Directives:
1 > For each of the statements (a), (b), and (c), say whether it agrees with the thread below about the second derivative of the delta function. Answer yes or no, and quote the words from the thread that decide it.
(a) The answer's main aim is to give a rigorous theoretical proof.
(b) The answer treats the delta distribution as the limit of Gaussian density functions as the parameter goes to zero.
(c) The laplacian mask comes from using the [1,-2,1] mask in both the horizontal and the vertical direction.
2 > According to the thread below about the second derivative of the delta function, what does the first derivative of the delta function model in physics?

Second derivative of the delta function Is the second derivative of the delta 'function' even? My intuition tells me yes, and my calculation relies on delta''(-x) = delta''(x).
 A: The first objective of this answer is to provide an intuitional perspective, that I have found useful when working/teaching in image/signal processing to various audiences, some of them with very little mathematical background. I am aware that a theoretical approach (that I have taught as well) is at some distance from this "raw" presentation.
A fruitful way to consider (and sometimes to work on) $\delta$ distribution is as the limit of (gaussian density) functions $f_s(x)=\frac{1}{s \sqrt{2 \pi}}e^{-x^2/(2s^2)}$ when parameter $s \rightarrow 0$ (note that $s$ is the standard deviation). Thus $\delta'$ and $\delta''$ can be considered as resp. limit of functions $f'_s$ and $f''_s$ resp. 
In order to answer your question [see figure below] 

$f_s$ ($\color{green}{green \ curve}$) is even , $f'_s$ ($\color{red}{red \ curve}$) is odd and $f''_s$ ($\color{blue}{in \ blue}$) even. We assume that these "even" and "odd" properties are preserved when taking (distributional) limits.
These functions correspond to a same value of $s$, with a certain rescaling. The larger $s$, the closer to the $y$-axis are these curves. 
A last point: It is well known that $\delta'$ modelizes the "doublet" or dipole in physics (two particles with opposite charges "very close one to the other"). See (https://www.quora.com/What-is-the-physical-significance-of-a-unit-doublet-as-the-derivative-of-dirac-delta-function).
Sometimes, one finds in the literature that this derivation is assimilated to "DoG"s (Difference of Gaussians). Indeed there is a striking similarity of the curve of
$$\tag{0}y=g(x+1)-g(x-1) \ \ \text{with} \ \ g(x)=e^{-x^2/2}$$
(see below)

with the curve of $f'_s$ displayed above; in fact, convolution of a function $f$ by $\delta'$ amounts to take the first derivative. Its discrete counterpart is covolution with mask [1,-1], and this is equivalent to expression (1).
The discrete equivalent of the second derivative $f''$ is known to be equivalent to convolution with mask $[1,-2,1]$. If this mask is used simultaneously on the horizontal direction and on the vertical direction, one generates the so-called "laplacian mask":
$$\begin{array}{|r|r|r|}\hline 0&1&0\\ \hline 1&-4&1\\ \hline 0&1&0\\ \hline \end{array}$$
with many applications like this one (https://angeljohnsy.blogspot.com/2013/07/image-sharpening-using-second-order.html).

Annotations of element boxes:
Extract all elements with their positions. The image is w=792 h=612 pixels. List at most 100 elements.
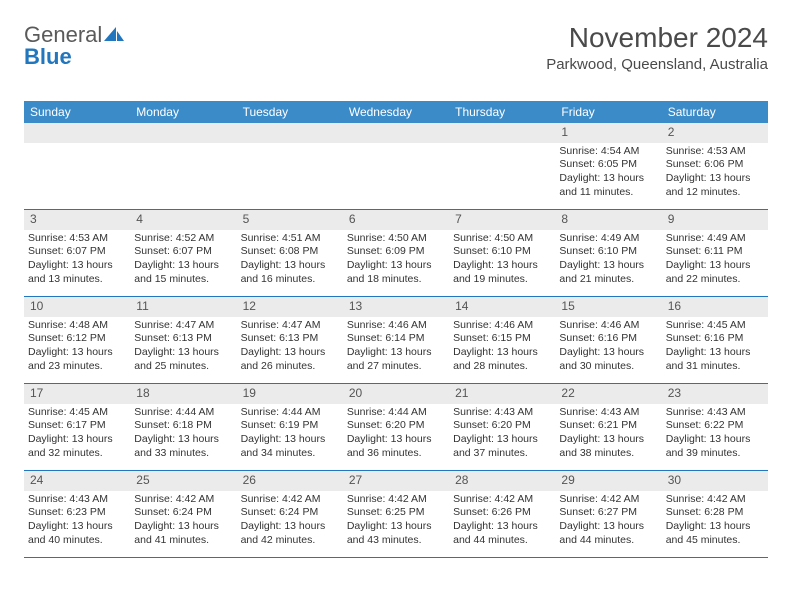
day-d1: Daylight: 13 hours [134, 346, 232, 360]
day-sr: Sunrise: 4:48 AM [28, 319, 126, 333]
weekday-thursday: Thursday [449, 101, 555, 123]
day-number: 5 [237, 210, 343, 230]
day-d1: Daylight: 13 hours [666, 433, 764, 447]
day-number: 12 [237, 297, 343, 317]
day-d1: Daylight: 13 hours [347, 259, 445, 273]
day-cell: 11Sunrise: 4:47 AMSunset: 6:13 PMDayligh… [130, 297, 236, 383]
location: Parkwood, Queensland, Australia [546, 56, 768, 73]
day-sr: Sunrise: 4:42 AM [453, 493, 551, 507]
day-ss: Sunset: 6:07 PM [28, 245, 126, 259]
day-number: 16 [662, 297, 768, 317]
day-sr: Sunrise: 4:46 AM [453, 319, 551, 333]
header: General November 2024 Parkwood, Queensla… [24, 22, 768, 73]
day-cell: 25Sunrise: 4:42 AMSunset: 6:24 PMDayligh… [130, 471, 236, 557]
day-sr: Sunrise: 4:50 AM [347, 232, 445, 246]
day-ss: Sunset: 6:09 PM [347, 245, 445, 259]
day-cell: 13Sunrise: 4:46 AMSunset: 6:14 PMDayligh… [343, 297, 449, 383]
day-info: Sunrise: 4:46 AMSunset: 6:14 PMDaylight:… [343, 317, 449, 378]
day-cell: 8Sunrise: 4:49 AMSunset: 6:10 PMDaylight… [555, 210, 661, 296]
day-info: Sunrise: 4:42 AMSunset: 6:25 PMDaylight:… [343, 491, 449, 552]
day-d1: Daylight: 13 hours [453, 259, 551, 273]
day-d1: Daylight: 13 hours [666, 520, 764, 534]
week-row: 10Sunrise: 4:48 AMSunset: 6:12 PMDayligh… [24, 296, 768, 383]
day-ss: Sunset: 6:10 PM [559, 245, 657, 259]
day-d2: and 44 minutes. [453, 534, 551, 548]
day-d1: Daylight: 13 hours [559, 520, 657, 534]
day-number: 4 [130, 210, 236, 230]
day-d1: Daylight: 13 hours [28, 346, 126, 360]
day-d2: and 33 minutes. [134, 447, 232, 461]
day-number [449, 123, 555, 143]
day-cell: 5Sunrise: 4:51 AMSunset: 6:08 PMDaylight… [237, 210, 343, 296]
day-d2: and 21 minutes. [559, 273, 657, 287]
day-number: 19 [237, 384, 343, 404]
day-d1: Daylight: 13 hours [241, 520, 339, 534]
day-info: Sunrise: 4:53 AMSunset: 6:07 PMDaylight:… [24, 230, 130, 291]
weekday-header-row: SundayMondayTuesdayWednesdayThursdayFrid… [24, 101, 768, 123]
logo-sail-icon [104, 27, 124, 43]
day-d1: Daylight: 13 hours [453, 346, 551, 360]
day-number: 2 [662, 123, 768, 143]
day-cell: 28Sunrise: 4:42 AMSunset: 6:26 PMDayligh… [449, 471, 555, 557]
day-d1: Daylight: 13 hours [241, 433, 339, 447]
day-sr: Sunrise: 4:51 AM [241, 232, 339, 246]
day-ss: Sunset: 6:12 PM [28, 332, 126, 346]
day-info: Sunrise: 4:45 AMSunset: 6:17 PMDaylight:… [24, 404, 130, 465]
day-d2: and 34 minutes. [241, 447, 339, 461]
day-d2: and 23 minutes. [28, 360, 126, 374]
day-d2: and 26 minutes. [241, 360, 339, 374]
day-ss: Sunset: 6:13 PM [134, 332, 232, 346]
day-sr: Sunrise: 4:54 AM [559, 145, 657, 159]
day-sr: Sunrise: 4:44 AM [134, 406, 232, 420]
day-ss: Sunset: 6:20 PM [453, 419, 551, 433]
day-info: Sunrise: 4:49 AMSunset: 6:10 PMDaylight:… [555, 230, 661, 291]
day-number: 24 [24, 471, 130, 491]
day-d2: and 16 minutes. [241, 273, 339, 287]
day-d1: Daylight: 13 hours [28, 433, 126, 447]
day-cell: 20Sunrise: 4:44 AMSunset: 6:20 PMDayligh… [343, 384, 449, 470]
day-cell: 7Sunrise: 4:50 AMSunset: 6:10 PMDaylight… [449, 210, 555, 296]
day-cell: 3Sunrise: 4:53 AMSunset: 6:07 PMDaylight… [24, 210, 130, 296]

Final answers:
1 >
(a) No: "The first objective of this answer is to provide an intuitional perspective"
(b) Yes: "as the limit of (gaussian density) functions"
(c) Yes: "If this mask is used simultaneously on the horizontal direction and on the vertical direction, one generates the so-called "laplacian mask""

2 > It models the "doublet" or dipole: two particles with opposite charges very close to each other.